GIVEN TASK
Return all of the entries exactly, with nothing added or left out.

(Excerpt from a dataset)

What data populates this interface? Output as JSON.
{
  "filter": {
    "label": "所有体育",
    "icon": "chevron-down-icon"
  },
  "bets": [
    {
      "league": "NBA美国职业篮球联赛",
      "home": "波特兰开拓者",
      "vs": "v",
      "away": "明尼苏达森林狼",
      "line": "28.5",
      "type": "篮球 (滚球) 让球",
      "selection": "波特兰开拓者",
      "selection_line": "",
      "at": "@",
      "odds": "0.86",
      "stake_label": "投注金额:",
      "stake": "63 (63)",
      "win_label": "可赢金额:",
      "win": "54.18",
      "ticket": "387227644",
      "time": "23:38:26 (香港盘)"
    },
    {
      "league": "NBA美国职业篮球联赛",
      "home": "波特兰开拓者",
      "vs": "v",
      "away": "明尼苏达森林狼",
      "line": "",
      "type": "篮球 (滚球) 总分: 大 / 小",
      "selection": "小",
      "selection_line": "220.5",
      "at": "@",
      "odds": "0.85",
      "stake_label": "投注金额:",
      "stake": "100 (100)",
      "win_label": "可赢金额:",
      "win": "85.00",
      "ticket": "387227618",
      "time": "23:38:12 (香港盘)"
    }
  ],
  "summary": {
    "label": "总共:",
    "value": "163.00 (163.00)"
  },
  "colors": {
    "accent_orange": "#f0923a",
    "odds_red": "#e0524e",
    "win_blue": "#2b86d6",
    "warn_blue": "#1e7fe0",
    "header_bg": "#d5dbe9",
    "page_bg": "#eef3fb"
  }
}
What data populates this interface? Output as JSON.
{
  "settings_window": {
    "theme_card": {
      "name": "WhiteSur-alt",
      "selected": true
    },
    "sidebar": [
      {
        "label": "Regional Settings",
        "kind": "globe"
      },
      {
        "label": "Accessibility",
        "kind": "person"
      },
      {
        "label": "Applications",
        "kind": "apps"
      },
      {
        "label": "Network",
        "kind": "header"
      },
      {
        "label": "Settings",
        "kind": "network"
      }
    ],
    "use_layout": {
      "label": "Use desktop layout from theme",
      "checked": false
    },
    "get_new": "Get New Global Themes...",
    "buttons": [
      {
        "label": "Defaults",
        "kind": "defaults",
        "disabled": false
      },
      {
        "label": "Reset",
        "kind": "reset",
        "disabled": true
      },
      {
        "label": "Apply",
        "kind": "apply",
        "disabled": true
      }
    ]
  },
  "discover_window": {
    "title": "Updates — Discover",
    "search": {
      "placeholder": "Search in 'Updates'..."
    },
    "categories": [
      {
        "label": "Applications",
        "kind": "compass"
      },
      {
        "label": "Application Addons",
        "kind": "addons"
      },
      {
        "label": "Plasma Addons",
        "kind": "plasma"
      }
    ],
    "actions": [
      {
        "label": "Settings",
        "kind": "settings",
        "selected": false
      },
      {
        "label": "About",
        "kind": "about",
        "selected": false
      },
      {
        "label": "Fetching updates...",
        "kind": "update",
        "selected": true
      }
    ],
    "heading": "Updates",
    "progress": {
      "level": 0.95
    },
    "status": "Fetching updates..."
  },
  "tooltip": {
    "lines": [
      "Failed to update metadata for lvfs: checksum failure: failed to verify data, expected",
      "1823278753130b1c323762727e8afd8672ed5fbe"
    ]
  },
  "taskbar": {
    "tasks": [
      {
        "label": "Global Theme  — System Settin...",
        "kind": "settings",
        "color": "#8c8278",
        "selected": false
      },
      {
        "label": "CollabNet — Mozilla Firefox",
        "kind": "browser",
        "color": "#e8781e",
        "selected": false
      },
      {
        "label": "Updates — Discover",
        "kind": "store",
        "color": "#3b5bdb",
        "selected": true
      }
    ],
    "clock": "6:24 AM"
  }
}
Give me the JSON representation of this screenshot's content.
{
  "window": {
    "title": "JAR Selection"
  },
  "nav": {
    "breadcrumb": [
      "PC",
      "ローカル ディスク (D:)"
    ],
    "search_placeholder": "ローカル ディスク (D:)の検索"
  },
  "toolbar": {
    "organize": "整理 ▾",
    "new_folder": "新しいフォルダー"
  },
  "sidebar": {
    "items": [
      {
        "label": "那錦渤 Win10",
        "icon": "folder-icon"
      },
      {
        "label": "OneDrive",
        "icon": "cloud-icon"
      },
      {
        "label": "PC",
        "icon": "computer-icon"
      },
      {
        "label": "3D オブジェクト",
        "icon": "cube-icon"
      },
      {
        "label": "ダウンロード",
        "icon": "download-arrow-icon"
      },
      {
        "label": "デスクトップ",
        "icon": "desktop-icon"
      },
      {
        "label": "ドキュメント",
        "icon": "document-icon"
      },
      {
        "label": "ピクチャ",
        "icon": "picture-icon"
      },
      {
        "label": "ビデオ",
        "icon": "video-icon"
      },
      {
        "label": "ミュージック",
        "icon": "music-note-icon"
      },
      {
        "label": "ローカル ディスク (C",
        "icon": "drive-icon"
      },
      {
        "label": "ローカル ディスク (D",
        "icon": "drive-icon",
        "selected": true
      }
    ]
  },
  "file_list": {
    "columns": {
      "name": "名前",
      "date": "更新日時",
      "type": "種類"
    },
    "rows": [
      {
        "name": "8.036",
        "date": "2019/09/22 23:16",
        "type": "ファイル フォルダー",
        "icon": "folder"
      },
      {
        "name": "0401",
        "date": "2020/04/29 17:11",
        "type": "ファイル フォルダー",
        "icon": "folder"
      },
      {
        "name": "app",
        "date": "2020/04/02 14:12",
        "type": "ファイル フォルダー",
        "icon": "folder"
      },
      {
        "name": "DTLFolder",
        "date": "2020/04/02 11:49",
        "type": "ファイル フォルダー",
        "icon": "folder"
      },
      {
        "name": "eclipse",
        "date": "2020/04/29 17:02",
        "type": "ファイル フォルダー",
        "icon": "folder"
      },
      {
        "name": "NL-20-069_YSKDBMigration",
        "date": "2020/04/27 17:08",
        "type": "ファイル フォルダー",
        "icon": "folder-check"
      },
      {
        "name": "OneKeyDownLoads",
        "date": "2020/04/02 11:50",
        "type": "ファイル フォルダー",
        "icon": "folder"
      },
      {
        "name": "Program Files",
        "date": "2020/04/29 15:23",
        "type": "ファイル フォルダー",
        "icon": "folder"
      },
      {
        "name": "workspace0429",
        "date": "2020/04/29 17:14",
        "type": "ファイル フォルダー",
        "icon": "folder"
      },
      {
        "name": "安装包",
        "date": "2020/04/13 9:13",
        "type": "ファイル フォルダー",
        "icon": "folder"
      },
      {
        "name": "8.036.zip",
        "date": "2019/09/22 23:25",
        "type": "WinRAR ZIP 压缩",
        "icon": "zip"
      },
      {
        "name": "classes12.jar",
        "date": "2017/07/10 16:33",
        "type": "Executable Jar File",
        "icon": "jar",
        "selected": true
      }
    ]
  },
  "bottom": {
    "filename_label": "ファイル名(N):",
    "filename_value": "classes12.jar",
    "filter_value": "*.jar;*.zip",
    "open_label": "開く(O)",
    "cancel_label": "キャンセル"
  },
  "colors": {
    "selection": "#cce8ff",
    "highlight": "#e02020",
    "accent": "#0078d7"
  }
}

RESULT OF THE EXERCISE
What data populates this interface? Output as JSON.
{
  "filter": {
    "label": "所有体育",
    "icon": "chevron-down-icon"
  },
  "bets": [
    {
      "league": "NBA美国职业篮球联赛",
      "home": "波特兰开拓者",
      "vs": "v",
      "away": "明尼苏达森林狼",
      "line": "28.5",
      "type": "篮球 (滚球) 让球",
      "selection": "波特兰开拓者",
      "selection_line": "",
      "at": "@",
      "odds": "0.86",
      "stake_label": "投注金额:",
      "stake": "63 (63)",
      "win_label": "可赢金额:",
      "win": "54.18",
      "ticket": "387227644",
      "time": "23:38:26 (香港盘)"
    },
    {
      "league": "NBA美国职业篮球联赛",
      "home": "波特兰开拓者",
      "vs": "v",
      "away": "明尼苏达森林狼",
      "line": "",
      "type": "篮球 (滚球) 总分: 大 / 小",
      "selection": "小",
      "selection_line": "220.5",
      "at": "@",
      "odds": "0.85",
      "stake_label": "投注金额:",
      "stake": "100 (100)",
      "win_label": "可赢金额:",
      "win": "85.00",
      "ticket": "387227618",
      "time": "23:38:12 (香港盘)"
    }
  ],
  "summary": {
    "label": "总共:",
    "value": "163.00 (163.00)"
  },
  "colors": {
    "accent_orange": "#f0923a",
    "odds_red": "#e0524e",
    "win_blue": "#2b86d6",
    "warn_blue": "#1e7fe0",
    "header_bg": "#d5dbe9",
    "page_bg": "#eef3fb"
  }
}
What data populates this interface? Output as JSON.
{
  "settings_window": {
    "theme_card": {
      "name": "WhiteSur-alt",
      "selected": true
    },
    "sidebar": [
      {
        "label": "Regional Settings",
        "kind": "globe"
      },
      {
        "label": "Accessibility",
        "kind": "person"
      },
      {
        "label": "Applications",
        "kind": "apps"
      },
      {
        "label": "Network",
        "kind": "header"
      },
      {
        "label": "Settings",
        "kind": "network"
      }
    ],
    "use_layout": {
      "label": "Use desktop layout from theme",
      "checked": false
    },
    "get_new": "Get New Global Themes...",
    "buttons": [
      {
        "label": "Defaults",
        "kind": "defaults",
        "disabled": false
      },
      {
        "label": "Reset",
        "kind": "reset",
        "disabled": true
      },
      {
        "label": "Apply",
        "kind": "apply",
        "disabled": true
      }
    ]
  },
  "discover_window": {
    "title": "Updates — Discover",
    "search": {
      "placeholder": "Search in 'Updates'..."
    },
    "categories": [
      {
        "label": "Applications",
        "kind": "compass"
      },
      {
        "label": "Application Addons",
        "kind": "addons"
      },
      {
        "label": "Plasma Addons",
        "kind": "plasma"
      }
    ],
    "actions": [
      {
        "label": "Settings",
        "kind": "settings",
        "selected": false
      },
      {
        "label": "About",
        "kind": "about",
        "selected": false
      },
      {
        "label": "Fetching updates...",
        "kind": "update",
        "selected": true
      }
    ],
    "heading": "Updates",
    "progress": {
      "level": 0.95
    },
    "status": "Fetching updates..."
  },
  "tooltip": {
    "lines": [
      "Failed to update metadata for lvfs: checksum failure: failed to verify data, expected",
      "1823278753130b1c323762727e8afd8672ed5fbe"
    ]
  },
  "taskbar": {
    "tasks": [
      {
        "label": "Global Theme  — System Settin...",
        "kind": "settings",
        "color": "#8c8278",
        "selected": false
      },
      {
        "label": "CollabNet — Mozilla Firefox",
        "kind": "browser",
        "color": "#e8781e",
        "selected": false
      },
      {
        "label": "Updates — Discover",
        "kind": "store",
        "color": "#3b5bdb",
        "selected": true
      }
    ],
    "clock": "6:24 AM"
  }
}
Give me the JSON representation of this screenshot's content.
{
  "window": {
    "title": "JAR Selection"
  },
  "nav": {
    "breadcrumb": [
      "PC",
      "ローカル ディスク (D:)"
    ],
    "search_placeholder": "ローカル ディスク (D:)の検索"
  },
  "toolbar": {
    "organize": "整理 ▾",
    "new_folder": "新しいフォルダー"
  },
  "sidebar": {
    "items": [
      {
        "label": "那錦渤 Win10",
        "icon": "folder-icon"
      },
      {
        "label": "OneDrive",
        "icon": "cloud-icon"
      },
      {
        "label": "PC",
        "icon": "computer-icon"
      },
      {
        "label": "3D オブジェクト",
        "icon": "cube-icon"
      },
      {
        "label": "ダウンロード",
        "icon": "download-arrow-icon"
      },
      {
        "label": "デスクトップ",
        "icon": "desktop-icon"
      },
      {
        "label": "ドキュメント",
        "icon": "document-icon"
      },
      {
        "label": "ピクチャ",
        "icon": "picture-icon"
      },
      {
        "label": "ビデオ",
        "icon": "video-icon"
      },
      {
        "label": "ミュージック",
        "icon": "music-note-icon"
      },
      {
        "label": "ローカル ディスク (C",
        "icon": "drive-icon"
      },
      {
        "label": "ローカル ディスク (D",
        "icon": "drive-icon",
        "selected": true
      }
    ]
  },
  "file_list": {
    "columns": {
      "name": "名前",
      "date": "更新日時",
      "type": "種類"
    },
    "rows": [
      {
        "name": "8.036",
        "date": "2019/09/22 23:16",
        "type": "ファイル フォルダー",
        "icon": "folder"
      },
      {
        "name": "0401",
        "date": "2020/04/29 17:11",
        "type": "ファイル フォルダー",
        "icon": "folder"
      },
      {
        "name": "app",
        "date": "2020/04/02 14:12",
        "type": "ファイル フォルダー",
        "icon": "folder"
      },
      {
        "name": "DTLFolder",
        "date": "2020/04/02 11:49",
        "type": "ファイル フォルダー",
        "icon": "folder"
      },
      {
        "name": "eclipse",
        "date": "2020/04/29 17:02",
        "type": "ファイル フォルダー",
        "icon": "folder"
      },
      {
        "name": "NL-20-069_YSKDBMigration",
        "date": "2020/04/27 17:08",
        "type": "ファイル フォルダー",
        "icon": "folder-check"
      },
      {
        "name": "OneKeyDownLoads",
        "date": "2020/04/02 11:50",
        "type": "ファイル フォルダー",
        "icon": "folder"
      },
      {
        "name": "Program Files",
        "date": "2020/04/29 15:23",
        "type": "ファイル フォルダー",
        "icon": "folder"
      },
      {
        "name": "workspace0429",
        "date": "2020/04/29 17:14",
        "type": "ファイル フォルダー",
        "icon": "folder"
      },
      {
        "name": "安装包",
        "date": "2020/04/13 9:13",
        "type": "ファイル フォルダー",
        "icon": "folder"
      },
      {
        "name": "8.036.zip",
        "date": "2019/09/22 23:25",
        "type": "WinRAR ZIP 压缩",
        "icon": "zip"
      },
      {
        "name": "classes12.jar",
        "date": "2017/07/10 16:33",
        "type": "Executable Jar File",
        "icon": "jar",
        "selected": true
      }
    ]
  },
  "bottom": {
    "filename_label": "ファイル名(N):",
    "filename_value": "classes12.jar",
    "filter_value": "*.jar;*.zip",
    "open_label": "開く(O)",
    "cancel_label": "キャンセル"
  },
  "colors": {
    "selection": "#cce8ff",
    "highlight": "#e02020",
    "accent": "#0078d7"
  }
}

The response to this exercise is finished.